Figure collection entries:

-------------------------

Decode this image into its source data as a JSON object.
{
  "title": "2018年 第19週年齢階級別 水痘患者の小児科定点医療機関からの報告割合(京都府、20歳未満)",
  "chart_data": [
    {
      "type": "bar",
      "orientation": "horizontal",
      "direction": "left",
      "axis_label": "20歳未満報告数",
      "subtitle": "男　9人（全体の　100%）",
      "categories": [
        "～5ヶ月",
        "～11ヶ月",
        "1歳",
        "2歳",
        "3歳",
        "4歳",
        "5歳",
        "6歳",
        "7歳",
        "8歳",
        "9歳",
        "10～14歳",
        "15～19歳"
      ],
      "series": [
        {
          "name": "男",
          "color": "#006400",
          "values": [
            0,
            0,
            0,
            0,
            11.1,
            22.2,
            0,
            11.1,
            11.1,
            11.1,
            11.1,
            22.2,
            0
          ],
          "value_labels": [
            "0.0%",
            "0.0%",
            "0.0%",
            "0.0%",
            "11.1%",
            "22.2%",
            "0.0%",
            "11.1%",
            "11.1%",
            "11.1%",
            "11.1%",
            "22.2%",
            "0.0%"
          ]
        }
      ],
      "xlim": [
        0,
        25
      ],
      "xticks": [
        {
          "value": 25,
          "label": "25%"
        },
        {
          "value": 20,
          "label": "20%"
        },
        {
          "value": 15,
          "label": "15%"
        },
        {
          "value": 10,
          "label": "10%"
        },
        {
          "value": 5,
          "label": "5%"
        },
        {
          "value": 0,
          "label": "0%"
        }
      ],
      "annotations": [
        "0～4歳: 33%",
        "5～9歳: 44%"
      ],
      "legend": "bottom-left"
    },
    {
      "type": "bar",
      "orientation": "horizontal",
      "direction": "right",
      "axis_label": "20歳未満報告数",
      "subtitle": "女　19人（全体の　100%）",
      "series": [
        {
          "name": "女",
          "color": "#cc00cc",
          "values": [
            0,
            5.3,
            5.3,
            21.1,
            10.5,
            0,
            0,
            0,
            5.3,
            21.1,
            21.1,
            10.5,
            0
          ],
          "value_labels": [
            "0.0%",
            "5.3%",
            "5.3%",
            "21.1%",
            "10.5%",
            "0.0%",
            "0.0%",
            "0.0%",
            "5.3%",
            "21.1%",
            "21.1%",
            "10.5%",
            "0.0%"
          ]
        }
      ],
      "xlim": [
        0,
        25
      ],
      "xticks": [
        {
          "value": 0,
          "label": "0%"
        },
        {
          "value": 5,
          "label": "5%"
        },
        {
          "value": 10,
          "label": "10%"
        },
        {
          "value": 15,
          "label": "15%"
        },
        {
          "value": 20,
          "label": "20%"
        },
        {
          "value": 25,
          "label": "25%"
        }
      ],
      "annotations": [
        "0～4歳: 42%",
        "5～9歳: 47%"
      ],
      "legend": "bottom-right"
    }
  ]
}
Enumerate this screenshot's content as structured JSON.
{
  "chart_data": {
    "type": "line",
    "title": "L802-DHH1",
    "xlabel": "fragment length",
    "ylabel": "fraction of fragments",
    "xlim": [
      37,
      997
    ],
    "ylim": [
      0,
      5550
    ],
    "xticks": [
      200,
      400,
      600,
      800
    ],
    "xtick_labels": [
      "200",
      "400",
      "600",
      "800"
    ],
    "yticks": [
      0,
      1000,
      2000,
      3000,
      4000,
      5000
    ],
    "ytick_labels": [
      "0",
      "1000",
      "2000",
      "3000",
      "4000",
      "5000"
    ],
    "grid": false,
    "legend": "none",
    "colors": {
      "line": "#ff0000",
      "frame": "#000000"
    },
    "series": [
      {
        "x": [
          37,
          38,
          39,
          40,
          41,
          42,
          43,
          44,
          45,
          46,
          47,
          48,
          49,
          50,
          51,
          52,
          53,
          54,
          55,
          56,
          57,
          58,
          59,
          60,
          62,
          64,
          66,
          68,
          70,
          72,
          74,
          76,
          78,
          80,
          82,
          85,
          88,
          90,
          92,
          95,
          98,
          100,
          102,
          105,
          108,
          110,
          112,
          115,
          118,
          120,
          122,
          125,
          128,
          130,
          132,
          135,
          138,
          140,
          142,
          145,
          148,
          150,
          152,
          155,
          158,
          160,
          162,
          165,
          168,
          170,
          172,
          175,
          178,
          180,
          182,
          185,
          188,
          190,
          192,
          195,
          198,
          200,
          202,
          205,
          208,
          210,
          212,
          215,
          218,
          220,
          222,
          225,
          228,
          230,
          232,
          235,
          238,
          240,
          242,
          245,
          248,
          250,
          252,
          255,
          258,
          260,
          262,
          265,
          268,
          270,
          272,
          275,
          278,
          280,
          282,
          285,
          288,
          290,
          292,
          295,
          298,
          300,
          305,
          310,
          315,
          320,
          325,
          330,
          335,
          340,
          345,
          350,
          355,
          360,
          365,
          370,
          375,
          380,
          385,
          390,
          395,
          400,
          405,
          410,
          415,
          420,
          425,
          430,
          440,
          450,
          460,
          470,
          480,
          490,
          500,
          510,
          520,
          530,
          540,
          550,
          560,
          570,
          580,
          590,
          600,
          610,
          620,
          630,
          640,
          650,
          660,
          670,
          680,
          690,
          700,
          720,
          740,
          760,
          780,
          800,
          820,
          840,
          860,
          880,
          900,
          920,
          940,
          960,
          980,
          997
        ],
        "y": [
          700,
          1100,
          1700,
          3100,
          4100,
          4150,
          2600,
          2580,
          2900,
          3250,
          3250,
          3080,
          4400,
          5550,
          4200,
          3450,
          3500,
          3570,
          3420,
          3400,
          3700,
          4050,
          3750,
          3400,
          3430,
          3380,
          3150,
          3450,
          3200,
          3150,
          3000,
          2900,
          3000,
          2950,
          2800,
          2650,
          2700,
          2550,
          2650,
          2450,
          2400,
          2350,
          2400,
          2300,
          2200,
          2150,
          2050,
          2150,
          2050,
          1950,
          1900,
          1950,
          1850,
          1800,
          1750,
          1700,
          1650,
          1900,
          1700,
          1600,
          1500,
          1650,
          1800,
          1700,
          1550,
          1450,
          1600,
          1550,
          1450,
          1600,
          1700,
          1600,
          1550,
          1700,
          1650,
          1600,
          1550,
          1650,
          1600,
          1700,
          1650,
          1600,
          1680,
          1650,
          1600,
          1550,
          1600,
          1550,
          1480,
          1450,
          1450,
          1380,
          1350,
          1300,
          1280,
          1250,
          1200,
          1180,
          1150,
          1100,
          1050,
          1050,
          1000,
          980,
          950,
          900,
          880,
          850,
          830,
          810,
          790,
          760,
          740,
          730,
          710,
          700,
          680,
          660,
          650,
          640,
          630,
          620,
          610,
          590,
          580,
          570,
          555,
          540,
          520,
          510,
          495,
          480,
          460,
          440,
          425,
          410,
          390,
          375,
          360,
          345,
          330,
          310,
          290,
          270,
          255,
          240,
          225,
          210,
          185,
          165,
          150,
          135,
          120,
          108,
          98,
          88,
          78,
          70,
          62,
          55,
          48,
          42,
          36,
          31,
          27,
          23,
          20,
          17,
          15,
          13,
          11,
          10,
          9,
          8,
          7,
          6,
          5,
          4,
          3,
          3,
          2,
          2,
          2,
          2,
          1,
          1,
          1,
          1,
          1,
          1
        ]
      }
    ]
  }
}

-------------------------

SET TASK -
Search the entries for the word "bottom" and pick out every line that holds it.

EXERCISE SOLUTION -
      "legend": "bottom-left"
      "legend": "bottom-right"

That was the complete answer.